Extracted entries >>
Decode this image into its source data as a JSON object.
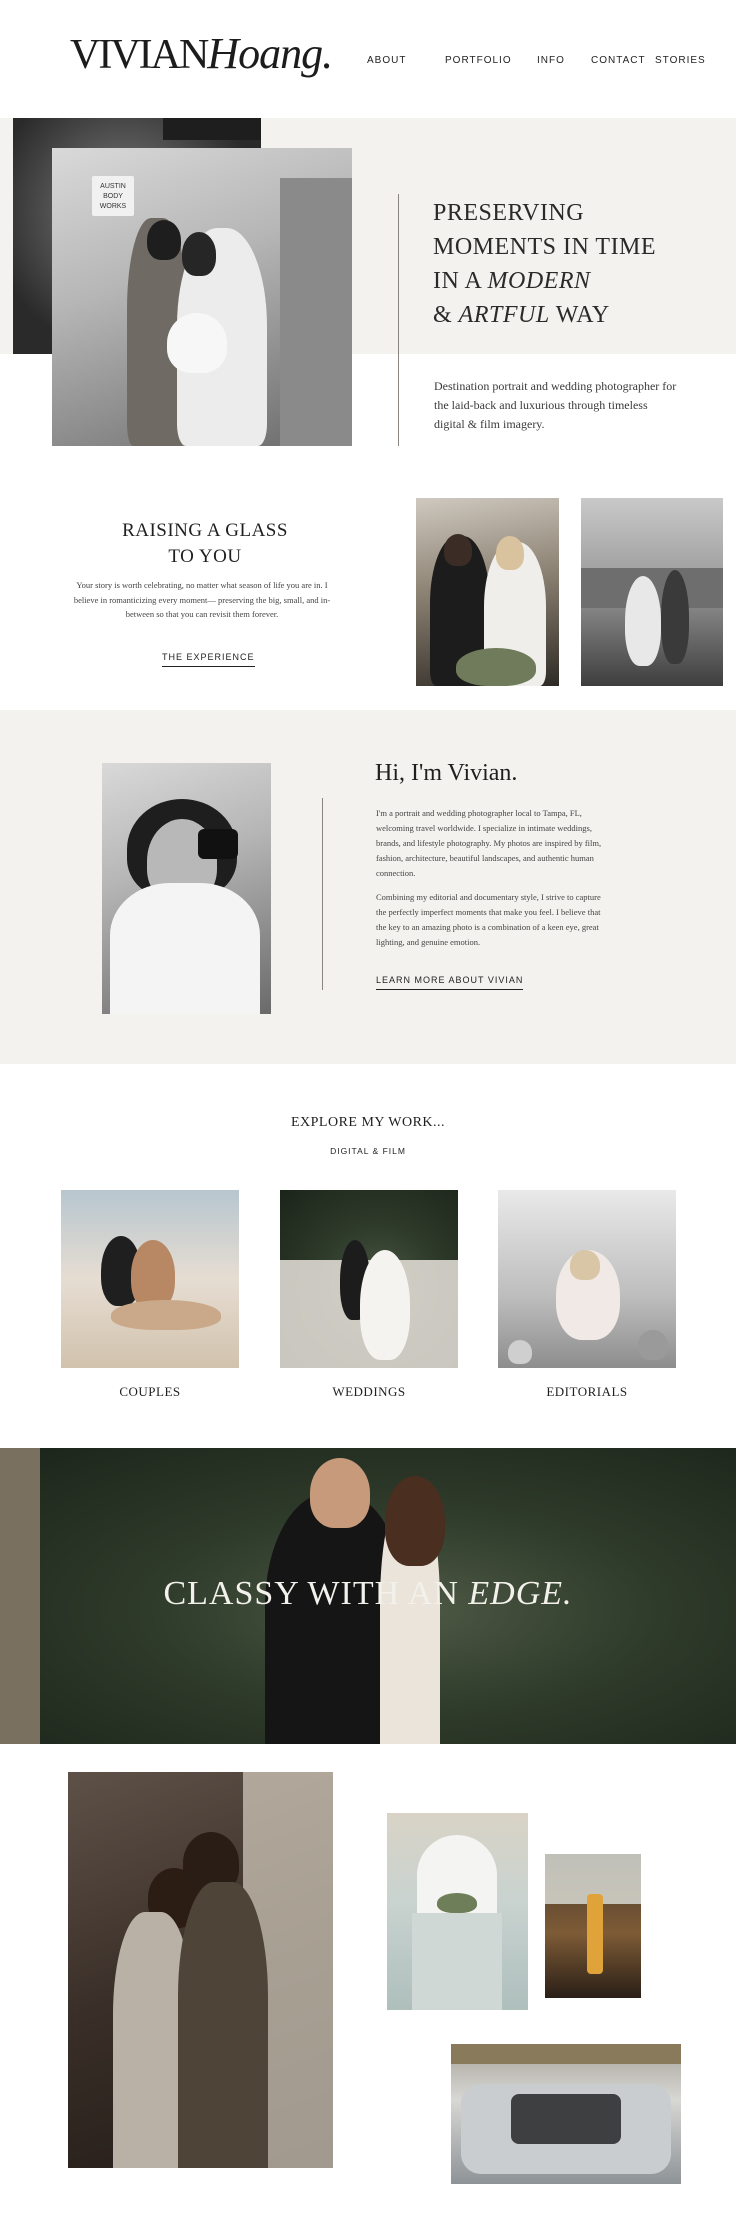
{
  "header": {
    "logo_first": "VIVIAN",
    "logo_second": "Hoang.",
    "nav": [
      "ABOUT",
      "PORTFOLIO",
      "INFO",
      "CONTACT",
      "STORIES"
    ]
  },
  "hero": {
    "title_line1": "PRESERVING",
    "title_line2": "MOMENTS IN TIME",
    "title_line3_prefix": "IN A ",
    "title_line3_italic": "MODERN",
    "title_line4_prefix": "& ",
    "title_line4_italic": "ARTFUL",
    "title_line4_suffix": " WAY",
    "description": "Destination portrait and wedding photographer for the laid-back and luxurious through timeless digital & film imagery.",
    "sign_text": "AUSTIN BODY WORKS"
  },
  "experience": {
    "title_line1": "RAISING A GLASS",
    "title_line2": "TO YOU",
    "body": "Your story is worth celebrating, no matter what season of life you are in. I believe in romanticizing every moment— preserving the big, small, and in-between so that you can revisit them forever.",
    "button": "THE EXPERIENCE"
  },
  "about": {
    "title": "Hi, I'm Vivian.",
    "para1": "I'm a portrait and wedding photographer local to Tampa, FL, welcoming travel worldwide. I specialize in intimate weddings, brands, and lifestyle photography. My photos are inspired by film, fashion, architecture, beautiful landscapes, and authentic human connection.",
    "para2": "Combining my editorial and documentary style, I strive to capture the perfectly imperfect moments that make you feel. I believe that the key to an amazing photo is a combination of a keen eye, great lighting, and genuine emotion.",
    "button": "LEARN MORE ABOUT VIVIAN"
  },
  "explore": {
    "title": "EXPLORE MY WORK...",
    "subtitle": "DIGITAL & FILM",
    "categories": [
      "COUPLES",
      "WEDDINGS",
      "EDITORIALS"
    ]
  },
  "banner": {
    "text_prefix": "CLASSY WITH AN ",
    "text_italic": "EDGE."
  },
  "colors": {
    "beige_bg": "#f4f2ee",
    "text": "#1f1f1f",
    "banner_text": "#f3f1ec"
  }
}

Task statement >> Repeat every record precisely. Any picture among them stays out of the copy.

Result of this exercise >>
Decode this image into its source data as a JSON object.
{
  "header": {
    "logo_first": "VIVIAN",
    "logo_second": "Hoang.",
    "nav": [
      "ABOUT",
      "PORTFOLIO",
      "INFO",
      "CONTACT",
      "STORIES"
    ]
  },
  "hero": {
    "title_line1": "PRESERVING",
    "title_line2": "MOMENTS IN TIME",
    "title_line3_prefix": "IN A ",
    "title_line3_italic": "MODERN",
    "title_line4_prefix": "& ",
    "title_line4_italic": "ARTFUL",
    "title_line4_suffix": " WAY",
    "description": "Destination portrait and wedding photographer for the laid-back and luxurious through timeless digital & film imagery.",
    "sign_text": "AUSTIN BODY WORKS"
  },
  "experience": {
    "title_line1": "RAISING A GLASS",
    "title_line2": "TO YOU",
    "body": "Your story is worth celebrating, no matter what season of life you are in. I believe in romanticizing every moment— preserving the big, small, and in-between so that you can revisit them forever.",
    "button": "THE EXPERIENCE"
  },
  "about": {
    "title": "Hi, I'm Vivian.",
    "para1": "I'm a portrait and wedding photographer local to Tampa, FL, welcoming travel worldwide. I specialize in intimate weddings, brands, and lifestyle photography. My photos are inspired by film, fashion, architecture, beautiful landscapes, and authentic human connection.",
    "para2": "Combining my editorial and documentary style, I strive to capture the perfectly imperfect moments that make you feel. I believe that the key to an amazing photo is a combination of a keen eye, great lighting, and genuine emotion.",
    "button": "LEARN MORE ABOUT VIVIAN"
  },
  "explore": {
    "title": "EXPLORE MY WORK...",
    "subtitle": "DIGITAL & FILM",
    "categories": [
      "COUPLES",
      "WEDDINGS",
      "EDITORIALS"
    ]
  },
  "banner": {
    "text_prefix": "CLASSY WITH AN ",
    "text_italic": "EDGE."
  },
  "colors": {
    "beige_bg": "#f4f2ee",
    "text": "#1f1f1f",
    "banner_text": "#f3f1ec"
  }
}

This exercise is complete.